(Figure content listings)
>>>>
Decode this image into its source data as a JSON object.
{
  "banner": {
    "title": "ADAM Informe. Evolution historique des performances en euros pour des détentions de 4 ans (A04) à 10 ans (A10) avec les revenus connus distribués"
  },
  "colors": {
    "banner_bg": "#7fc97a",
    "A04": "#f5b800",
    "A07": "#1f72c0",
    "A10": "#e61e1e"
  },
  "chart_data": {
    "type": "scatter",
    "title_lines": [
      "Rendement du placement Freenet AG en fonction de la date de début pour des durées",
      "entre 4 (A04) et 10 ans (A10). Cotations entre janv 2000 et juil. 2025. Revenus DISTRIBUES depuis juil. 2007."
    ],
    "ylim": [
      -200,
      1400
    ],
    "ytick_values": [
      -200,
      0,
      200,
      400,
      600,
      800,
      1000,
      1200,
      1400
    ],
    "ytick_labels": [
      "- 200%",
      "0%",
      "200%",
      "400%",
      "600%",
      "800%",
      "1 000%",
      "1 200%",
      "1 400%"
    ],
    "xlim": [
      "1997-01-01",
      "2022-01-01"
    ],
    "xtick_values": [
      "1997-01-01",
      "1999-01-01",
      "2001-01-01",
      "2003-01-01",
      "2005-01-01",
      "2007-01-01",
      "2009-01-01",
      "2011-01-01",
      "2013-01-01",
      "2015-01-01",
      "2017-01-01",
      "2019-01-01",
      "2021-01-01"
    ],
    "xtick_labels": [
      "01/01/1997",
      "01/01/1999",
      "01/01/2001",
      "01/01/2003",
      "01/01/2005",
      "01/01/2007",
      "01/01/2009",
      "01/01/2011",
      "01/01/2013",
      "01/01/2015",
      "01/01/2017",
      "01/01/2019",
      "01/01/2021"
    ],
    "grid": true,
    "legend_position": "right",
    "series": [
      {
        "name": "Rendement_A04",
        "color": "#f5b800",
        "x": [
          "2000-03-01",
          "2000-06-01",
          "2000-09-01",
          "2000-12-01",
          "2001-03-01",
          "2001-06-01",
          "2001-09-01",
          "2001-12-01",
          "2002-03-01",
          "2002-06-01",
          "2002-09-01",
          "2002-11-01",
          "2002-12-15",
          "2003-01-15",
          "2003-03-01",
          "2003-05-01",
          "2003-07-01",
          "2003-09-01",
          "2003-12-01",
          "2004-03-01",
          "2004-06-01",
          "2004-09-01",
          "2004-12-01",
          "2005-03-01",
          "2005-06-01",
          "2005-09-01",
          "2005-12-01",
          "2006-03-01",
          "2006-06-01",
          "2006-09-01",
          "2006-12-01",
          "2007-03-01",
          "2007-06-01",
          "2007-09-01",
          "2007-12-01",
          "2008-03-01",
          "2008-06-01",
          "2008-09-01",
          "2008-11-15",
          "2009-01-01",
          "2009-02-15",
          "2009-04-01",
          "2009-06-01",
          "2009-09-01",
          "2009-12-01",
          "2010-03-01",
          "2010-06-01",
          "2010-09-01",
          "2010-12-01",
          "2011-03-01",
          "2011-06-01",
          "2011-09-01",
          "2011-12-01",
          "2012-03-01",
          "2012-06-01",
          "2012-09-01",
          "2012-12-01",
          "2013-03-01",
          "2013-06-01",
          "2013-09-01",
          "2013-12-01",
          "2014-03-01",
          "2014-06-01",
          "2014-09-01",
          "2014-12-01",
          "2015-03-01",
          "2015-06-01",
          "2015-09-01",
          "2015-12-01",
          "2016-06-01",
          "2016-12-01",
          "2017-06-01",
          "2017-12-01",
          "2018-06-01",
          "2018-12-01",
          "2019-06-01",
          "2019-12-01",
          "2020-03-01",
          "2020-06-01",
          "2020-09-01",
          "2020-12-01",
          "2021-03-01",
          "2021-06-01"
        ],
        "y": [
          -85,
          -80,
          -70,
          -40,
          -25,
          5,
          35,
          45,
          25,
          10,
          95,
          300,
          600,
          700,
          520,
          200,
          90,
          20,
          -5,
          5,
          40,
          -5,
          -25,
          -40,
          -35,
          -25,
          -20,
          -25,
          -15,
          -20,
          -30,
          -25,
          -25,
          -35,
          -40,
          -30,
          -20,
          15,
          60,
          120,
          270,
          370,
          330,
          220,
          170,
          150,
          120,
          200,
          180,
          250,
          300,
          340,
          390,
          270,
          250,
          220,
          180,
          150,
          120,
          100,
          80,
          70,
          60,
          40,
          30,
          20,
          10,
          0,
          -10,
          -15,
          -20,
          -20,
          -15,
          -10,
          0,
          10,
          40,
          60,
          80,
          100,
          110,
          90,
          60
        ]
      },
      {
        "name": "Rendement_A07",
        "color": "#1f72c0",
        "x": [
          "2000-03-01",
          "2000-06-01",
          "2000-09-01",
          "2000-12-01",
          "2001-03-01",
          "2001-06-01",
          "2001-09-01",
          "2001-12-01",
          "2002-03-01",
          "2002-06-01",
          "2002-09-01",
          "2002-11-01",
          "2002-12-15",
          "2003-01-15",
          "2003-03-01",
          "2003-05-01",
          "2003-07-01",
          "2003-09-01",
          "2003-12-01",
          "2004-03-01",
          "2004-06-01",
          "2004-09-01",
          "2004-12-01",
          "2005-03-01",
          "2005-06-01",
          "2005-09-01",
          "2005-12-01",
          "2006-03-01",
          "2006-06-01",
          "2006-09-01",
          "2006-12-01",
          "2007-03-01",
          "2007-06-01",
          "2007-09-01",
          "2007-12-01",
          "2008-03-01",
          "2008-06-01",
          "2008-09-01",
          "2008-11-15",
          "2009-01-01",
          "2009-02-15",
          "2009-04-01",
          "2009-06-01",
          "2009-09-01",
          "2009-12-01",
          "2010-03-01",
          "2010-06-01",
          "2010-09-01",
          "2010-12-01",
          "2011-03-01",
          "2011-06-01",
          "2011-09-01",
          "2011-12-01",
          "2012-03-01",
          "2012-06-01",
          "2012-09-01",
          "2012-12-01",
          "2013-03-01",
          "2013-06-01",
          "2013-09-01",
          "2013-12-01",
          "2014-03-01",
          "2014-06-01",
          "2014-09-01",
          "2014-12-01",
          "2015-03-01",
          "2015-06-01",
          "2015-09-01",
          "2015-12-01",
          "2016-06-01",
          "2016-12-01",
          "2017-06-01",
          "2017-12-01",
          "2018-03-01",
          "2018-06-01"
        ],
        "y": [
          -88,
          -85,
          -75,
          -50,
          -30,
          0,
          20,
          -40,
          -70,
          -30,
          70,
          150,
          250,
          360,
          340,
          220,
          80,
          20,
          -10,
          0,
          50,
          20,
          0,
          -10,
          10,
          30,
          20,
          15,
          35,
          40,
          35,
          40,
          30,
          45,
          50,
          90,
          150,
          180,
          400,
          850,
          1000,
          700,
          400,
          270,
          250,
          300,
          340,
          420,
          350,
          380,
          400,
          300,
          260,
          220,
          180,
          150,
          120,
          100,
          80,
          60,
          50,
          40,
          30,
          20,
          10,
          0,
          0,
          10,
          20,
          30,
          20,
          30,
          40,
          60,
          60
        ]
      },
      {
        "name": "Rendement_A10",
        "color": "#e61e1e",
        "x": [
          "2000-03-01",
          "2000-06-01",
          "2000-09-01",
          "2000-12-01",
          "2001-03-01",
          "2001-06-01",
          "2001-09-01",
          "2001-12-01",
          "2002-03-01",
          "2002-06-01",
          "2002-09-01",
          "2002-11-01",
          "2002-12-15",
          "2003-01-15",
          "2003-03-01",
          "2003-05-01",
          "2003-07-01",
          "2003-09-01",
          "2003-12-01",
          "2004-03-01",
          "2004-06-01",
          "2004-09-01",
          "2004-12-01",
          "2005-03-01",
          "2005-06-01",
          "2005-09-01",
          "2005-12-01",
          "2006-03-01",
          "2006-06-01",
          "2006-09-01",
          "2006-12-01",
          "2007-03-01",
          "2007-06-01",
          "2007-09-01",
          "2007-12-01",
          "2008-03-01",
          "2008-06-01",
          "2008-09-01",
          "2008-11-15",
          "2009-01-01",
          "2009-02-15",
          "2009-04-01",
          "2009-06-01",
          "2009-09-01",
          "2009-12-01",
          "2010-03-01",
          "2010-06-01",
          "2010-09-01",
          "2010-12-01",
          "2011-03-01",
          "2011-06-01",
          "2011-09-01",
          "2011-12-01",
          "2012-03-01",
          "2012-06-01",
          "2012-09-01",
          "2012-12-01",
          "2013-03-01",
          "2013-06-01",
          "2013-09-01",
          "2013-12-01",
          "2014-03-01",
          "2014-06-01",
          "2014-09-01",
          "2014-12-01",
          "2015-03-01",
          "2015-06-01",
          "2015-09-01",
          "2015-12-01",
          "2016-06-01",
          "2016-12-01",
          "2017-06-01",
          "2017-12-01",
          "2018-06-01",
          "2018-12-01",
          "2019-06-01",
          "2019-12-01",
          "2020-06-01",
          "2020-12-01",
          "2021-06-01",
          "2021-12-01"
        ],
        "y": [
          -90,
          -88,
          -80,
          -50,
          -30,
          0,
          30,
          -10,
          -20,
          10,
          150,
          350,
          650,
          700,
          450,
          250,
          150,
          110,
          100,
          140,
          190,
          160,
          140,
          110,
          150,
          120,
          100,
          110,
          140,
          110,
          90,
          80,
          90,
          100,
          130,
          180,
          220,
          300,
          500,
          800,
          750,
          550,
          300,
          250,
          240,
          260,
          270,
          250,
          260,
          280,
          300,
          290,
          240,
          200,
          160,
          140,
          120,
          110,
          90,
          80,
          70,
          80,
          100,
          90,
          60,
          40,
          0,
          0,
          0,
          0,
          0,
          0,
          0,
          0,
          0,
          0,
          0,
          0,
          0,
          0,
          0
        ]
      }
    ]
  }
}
<<<<
• Task
Determine how many lines in the data above contain the string "name". Give nothing except the number.

• Full output
3